## GIVEN REQUEST
Tally the lines that contain "quartile" and report the total alone.

## EXERCISE INPUTS
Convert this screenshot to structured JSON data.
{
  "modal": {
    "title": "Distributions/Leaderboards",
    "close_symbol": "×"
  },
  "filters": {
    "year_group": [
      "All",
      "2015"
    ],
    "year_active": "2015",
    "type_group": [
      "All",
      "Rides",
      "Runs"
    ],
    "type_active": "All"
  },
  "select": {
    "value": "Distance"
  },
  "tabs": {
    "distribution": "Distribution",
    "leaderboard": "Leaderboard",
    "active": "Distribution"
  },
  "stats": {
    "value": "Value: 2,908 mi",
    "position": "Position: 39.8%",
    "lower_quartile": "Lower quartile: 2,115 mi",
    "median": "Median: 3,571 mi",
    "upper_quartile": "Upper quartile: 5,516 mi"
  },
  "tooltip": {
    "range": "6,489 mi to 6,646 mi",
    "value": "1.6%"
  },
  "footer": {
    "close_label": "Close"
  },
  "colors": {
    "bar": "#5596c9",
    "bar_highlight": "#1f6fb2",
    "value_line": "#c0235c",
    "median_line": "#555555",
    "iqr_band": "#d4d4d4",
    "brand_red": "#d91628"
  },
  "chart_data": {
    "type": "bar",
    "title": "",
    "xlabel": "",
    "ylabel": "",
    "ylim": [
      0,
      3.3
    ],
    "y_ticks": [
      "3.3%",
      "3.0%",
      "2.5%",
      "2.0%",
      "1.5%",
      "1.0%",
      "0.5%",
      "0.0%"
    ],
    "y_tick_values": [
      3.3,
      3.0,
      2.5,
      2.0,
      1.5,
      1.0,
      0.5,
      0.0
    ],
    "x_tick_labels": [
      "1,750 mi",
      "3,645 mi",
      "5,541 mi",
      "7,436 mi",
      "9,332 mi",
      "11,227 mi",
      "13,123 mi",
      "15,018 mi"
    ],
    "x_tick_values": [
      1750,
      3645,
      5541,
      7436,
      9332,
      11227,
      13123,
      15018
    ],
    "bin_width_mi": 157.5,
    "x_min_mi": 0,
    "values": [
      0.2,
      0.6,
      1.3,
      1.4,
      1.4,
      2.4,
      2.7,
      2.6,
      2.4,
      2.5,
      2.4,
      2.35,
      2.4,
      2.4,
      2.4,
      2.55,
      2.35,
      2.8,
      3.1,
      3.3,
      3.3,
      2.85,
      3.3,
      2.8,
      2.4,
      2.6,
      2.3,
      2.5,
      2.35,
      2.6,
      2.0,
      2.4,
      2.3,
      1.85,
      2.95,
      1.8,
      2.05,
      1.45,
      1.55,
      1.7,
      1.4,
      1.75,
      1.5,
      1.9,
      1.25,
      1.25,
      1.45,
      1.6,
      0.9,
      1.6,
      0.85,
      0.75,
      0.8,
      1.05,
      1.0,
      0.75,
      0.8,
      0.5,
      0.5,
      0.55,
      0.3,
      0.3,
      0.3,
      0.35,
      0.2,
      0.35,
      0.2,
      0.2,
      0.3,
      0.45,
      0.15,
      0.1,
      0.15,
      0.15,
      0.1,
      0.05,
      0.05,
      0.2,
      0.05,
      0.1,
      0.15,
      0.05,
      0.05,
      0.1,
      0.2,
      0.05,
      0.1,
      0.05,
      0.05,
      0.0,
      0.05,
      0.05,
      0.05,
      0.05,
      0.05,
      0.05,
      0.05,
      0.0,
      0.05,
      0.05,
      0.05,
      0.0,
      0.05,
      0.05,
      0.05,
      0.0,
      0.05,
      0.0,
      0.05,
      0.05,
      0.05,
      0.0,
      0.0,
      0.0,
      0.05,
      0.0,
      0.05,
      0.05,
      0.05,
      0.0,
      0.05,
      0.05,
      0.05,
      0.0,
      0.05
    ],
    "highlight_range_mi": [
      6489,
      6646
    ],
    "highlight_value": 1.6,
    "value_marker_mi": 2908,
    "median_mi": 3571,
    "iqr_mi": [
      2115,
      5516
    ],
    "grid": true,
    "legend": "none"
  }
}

## ANSWER BELOW
2